- Description of the task
Update the entries below by replacing every "chart-bar" with "bar-column". Leave everything else unchanged.

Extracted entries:
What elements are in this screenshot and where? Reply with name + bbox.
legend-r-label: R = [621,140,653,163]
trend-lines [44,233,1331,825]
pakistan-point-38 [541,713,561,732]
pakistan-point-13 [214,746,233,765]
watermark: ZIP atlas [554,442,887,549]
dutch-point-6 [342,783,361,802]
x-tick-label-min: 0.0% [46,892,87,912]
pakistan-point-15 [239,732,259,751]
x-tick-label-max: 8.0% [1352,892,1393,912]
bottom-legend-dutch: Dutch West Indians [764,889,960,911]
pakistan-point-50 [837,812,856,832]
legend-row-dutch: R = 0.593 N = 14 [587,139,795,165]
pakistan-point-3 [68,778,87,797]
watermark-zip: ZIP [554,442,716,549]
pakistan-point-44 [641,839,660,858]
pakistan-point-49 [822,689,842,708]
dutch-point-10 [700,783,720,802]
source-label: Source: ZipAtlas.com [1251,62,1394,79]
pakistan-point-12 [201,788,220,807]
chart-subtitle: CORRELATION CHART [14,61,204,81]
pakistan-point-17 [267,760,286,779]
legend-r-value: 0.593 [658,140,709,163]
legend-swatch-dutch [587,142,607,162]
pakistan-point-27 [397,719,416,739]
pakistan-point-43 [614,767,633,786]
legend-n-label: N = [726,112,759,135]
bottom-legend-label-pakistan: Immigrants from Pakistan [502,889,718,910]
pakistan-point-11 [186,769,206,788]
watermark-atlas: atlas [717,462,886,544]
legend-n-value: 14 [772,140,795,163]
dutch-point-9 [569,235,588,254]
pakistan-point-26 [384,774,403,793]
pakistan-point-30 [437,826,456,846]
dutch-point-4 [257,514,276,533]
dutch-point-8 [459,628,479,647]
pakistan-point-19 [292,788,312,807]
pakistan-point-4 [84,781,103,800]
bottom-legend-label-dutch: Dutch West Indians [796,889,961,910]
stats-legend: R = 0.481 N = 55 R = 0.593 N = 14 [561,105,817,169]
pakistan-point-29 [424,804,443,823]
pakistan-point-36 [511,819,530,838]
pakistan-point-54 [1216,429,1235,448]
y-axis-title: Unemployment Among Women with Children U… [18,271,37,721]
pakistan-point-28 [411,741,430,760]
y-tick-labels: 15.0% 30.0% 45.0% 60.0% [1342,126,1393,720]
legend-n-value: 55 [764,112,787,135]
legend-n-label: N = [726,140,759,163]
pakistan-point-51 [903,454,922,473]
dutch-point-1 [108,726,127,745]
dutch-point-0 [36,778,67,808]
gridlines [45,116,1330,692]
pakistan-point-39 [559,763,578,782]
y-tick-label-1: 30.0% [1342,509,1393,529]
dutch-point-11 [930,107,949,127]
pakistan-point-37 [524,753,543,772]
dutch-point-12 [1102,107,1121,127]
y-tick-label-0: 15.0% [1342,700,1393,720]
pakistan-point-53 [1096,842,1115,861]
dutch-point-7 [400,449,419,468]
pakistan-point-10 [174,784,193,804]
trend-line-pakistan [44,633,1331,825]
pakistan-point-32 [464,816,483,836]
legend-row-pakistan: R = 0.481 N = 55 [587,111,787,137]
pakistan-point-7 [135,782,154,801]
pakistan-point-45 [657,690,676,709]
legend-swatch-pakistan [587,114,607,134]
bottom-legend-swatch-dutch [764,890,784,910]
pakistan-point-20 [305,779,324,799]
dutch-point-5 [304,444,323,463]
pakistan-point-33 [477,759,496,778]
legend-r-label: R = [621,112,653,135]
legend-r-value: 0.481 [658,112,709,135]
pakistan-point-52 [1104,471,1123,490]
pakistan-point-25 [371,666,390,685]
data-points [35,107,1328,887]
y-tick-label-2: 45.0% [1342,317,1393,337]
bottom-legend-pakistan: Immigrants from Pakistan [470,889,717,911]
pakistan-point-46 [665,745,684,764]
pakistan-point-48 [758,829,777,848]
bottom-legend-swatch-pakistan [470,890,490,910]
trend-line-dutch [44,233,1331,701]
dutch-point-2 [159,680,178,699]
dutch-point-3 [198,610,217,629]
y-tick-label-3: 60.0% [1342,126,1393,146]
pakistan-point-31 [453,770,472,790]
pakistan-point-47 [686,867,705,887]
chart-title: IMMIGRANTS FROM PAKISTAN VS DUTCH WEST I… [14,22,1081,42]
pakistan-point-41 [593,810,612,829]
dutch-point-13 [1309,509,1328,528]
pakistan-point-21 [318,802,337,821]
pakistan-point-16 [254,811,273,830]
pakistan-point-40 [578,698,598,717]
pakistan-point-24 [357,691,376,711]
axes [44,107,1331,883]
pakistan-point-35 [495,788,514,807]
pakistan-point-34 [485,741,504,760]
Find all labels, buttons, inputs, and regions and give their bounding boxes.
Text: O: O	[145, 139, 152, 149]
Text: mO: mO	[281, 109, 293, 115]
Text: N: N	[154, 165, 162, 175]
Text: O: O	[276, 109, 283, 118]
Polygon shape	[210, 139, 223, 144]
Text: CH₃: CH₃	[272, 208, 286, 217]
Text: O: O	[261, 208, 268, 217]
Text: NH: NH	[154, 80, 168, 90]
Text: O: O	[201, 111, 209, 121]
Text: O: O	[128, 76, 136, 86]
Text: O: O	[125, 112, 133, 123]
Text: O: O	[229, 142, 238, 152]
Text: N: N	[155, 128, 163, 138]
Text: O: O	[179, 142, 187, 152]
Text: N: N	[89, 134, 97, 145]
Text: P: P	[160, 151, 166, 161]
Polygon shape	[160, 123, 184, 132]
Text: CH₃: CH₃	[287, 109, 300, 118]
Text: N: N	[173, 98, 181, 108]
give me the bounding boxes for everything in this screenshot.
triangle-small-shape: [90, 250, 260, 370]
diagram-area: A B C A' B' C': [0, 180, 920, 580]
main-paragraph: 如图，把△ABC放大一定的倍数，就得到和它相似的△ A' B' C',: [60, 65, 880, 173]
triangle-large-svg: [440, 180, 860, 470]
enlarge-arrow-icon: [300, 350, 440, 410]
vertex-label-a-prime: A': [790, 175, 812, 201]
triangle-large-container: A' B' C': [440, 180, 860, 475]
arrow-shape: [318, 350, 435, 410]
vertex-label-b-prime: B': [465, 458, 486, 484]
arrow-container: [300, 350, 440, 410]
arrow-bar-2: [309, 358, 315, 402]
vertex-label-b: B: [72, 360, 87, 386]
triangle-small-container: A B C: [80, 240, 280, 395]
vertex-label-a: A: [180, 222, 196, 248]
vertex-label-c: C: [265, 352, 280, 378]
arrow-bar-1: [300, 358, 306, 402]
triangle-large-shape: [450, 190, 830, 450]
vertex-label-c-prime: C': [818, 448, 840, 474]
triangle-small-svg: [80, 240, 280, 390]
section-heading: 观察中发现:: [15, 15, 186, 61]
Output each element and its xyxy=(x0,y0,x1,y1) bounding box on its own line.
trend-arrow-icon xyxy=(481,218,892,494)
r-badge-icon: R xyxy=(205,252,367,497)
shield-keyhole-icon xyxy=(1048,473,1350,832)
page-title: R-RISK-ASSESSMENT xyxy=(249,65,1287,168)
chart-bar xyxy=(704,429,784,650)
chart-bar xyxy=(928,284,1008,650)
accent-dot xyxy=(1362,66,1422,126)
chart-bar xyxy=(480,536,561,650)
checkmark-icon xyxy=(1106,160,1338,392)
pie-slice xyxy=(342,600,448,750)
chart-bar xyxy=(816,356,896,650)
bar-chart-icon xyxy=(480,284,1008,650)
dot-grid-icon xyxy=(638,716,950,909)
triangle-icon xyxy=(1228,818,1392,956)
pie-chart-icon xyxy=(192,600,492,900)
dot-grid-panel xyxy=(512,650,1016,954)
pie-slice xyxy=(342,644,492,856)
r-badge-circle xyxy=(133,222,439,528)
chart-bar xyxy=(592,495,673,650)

- Solution
What elements are in this screenshot and where? Reply with name + bbox.
legend-r-label: R = [621,140,653,163]
trend-lines [44,233,1331,825]
pakistan-point-38 [541,713,561,732]
pakistan-point-13 [214,746,233,765]
watermark: ZIP atlas [554,442,887,549]
dutch-point-6 [342,783,361,802]
x-tick-label-min: 0.0% [46,892,87,912]
pakistan-point-15 [239,732,259,751]
x-tick-label-max: 8.0% [1352,892,1393,912]
bottom-legend-dutch: Dutch West Indians [764,889,960,911]
pakistan-point-50 [837,812,856,832]
legend-row-dutch: R = 0.593 N = 14 [587,139,795,165]
pakistan-point-3 [68,778,87,797]
watermark-zip: ZIP [554,442,716,549]
pakistan-point-44 [641,839,660,858]
pakistan-point-49 [822,689,842,708]
dutch-point-10 [700,783,720,802]
source-label: Source: ZipAtlas.com [1251,62,1394,79]
pakistan-point-12 [201,788,220,807]
chart-subtitle: CORRELATION CHART [14,61,204,81]
pakistan-point-17 [267,760,286,779]
legend-r-value: 0.593 [658,140,709,163]
legend-swatch-dutch [587,142,607,162]
pakistan-point-27 [397,719,416,739]
pakistan-point-43 [614,767,633,786]
legend-n-label: N = [726,112,759,135]
bottom-legend-label-pakistan: Immigrants from Pakistan [502,889,718,910]
pakistan-point-11 [186,769,206,788]
watermark-atlas: atlas [717,462,886,544]
legend-n-value: 14 [772,140,795,163]
dutch-point-9 [569,235,588,254]
pakistan-point-26 [384,774,403,793]
pakistan-point-30 [437,826,456,846]
dutch-point-4 [257,514,276,533]
dutch-point-8 [459,628,479,647]
pakistan-point-19 [292,788,312,807]
pakistan-point-4 [84,781,103,800]
bottom-legend-label-dutch: Dutch West Indians [796,889,961,910]
stats-legend: R = 0.481 N = 55 R = 0.593 N = 14 [561,105,817,169]
pakistan-point-29 [424,804,443,823]
pakistan-point-36 [511,819,530,838]
pakistan-point-54 [1216,429,1235,448]
y-axis-title: Unemployment Among Women with Children U… [18,271,37,721]
pakistan-point-28 [411,741,430,760]
y-tick-labels: 15.0% 30.0% 45.0% 60.0% [1342,126,1393,720]
legend-n-value: 55 [764,112,787,135]
legend-n-label: N = [726,140,759,163]
pakistan-point-51 [903,454,922,473]
dutch-point-1 [108,726,127,745]
dutch-point-0 [36,778,67,808]
gridlines [45,116,1330,692]
pakistan-point-39 [559,763,578,782]
y-tick-label-1: 30.0% [1342,509,1393,529]
dutch-point-11 [930,107,949,127]
pakistan-point-37 [524,753,543,772]
dutch-point-12 [1102,107,1121,127]
y-tick-label-0: 15.0% [1342,700,1393,720]
pakistan-point-53 [1096,842,1115,861]
dutch-point-7 [400,449,419,468]
pakistan-point-10 [174,784,193,804]
trend-line-pakistan [44,633,1331,825]
pakistan-point-32 [464,816,483,836]
legend-row-pakistan: R = 0.481 N = 55 [587,111,787,137]
pakistan-point-7 [135,782,154,801]
pakistan-point-45 [657,690,676,709]
legend-swatch-pakistan [587,114,607,134]
bottom-legend-swatch-dutch [764,890,784,910]
pakistan-point-20 [305,779,324,799]
dutch-point-5 [304,444,323,463]
pakistan-point-33 [477,759,496,778]
legend-r-label: R = [621,112,653,135]
legend-r-value: 0.481 [658,112,709,135]
pakistan-point-52 [1104,471,1123,490]
pakistan-point-25 [371,666,390,685]
data-points [35,107,1328,887]
y-tick-label-2: 45.0% [1342,317,1393,337]
bottom-legend-pakistan: Immigrants from Pakistan [470,889,717,911]
pakistan-point-46 [665,745,684,764]
pakistan-point-48 [758,829,777,848]
bottom-legend-swatch-pakistan [470,890,490,910]
trend-line-dutch [44,233,1331,701]
dutch-point-2 [159,680,178,699]
dutch-point-3 [198,610,217,629]
y-tick-label-3: 60.0% [1342,126,1393,146]
pakistan-point-31 [453,770,472,790]
pakistan-point-47 [686,867,705,887]
chart-title: IMMIGRANTS FROM PAKISTAN VS DUTCH WEST I… [14,22,1081,42]
pakistan-point-41 [593,810,612,829]
dutch-point-13 [1309,509,1328,528]
pakistan-point-21 [318,802,337,821]
pakistan-point-16 [254,811,273,830]
pakistan-point-40 [578,698,598,717]
pakistan-point-24 [357,691,376,711]
axes [44,107,1331,883]
pakistan-point-35 [495,788,514,807]
pakistan-point-34 [485,741,504,760]
Find all labels, buttons, inputs, and regions and give their bounding boxes.
Text: O: O	[145, 139, 152, 149]
Text: mO: mO	[281, 109, 293, 115]
Text: N: N	[154, 165, 162, 175]
Text: O: O	[276, 109, 283, 118]
Polygon shape	[210, 139, 223, 144]
Text: CH₃: CH₃	[272, 208, 286, 217]
Text: O: O	[261, 208, 268, 217]
Text: NH: NH	[154, 80, 168, 90]
Text: O: O	[201, 111, 209, 121]
Text: O: O	[128, 76, 136, 86]
Text: O: O	[125, 112, 133, 123]
Text: O: O	[229, 142, 238, 152]
Text: N: N	[155, 128, 163, 138]
Text: O: O	[179, 142, 187, 152]
Text: N: N	[89, 134, 97, 145]
Text: P: P	[160, 151, 166, 161]
Polygon shape	[160, 123, 184, 132]
Text: CH₃: CH₃	[287, 109, 300, 118]
Text: N: N	[173, 98, 181, 108]
give me the bounding boxes for everything in this screenshot.
triangle-small-shape: [90, 250, 260, 370]
diagram-area: A B C A' B' C': [0, 180, 920, 580]
main-paragraph: 如图，把△ABC放大一定的倍数，就得到和它相似的△ A' B' C',: [60, 65, 880, 173]
triangle-large-svg: [440, 180, 860, 470]
enlarge-arrow-icon: [300, 350, 440, 410]
vertex-label-a-prime: A': [790, 175, 812, 201]
triangle-large-container: A' B' C': [440, 180, 860, 475]
arrow-shape: [318, 350, 435, 410]
vertex-label-b-prime: B': [465, 458, 486, 484]
arrow-container: [300, 350, 440, 410]
arrow-bar-2: [309, 358, 315, 402]
vertex-label-b: B: [72, 360, 87, 386]
triangle-small-container: A B C: [80, 240, 280, 395]
vertex-label-a: A: [180, 222, 196, 248]
vertex-label-c: C: [265, 352, 280, 378]
arrow-bar-1: [300, 358, 306, 402]
triangle-large-shape: [450, 190, 830, 450]
vertex-label-c-prime: C': [818, 448, 840, 474]
triangle-small-svg: [80, 240, 280, 390]
section-heading: 观察中发现:: [15, 15, 186, 61]
Output each element and its xyxy=(x0,y0,x1,y1) bounding box on its own line.
trend-arrow-icon xyxy=(481,218,892,494)
r-badge-icon: R xyxy=(205,252,367,497)
shield-keyhole-icon xyxy=(1048,473,1350,832)
page-title: R-RISK-ASSESSMENT xyxy=(249,65,1287,168)
bar-column xyxy=(704,429,784,650)
bar-column xyxy=(928,284,1008,650)
accent-dot xyxy=(1362,66,1422,126)
bar-column xyxy=(480,536,561,650)
checkmark-icon xyxy=(1106,160,1338,392)
pie-slice xyxy=(342,600,448,750)
bar-column xyxy=(816,356,896,650)
bar-chart-icon xyxy=(480,284,1008,650)
dot-grid-icon xyxy=(638,716,950,909)
triangle-icon xyxy=(1228,818,1392,956)
pie-chart-icon xyxy=(192,600,492,900)
dot-grid-panel xyxy=(512,650,1016,954)
pie-slice xyxy=(342,644,492,856)
r-badge-circle xyxy=(133,222,439,528)
bar-column xyxy=(592,495,673,650)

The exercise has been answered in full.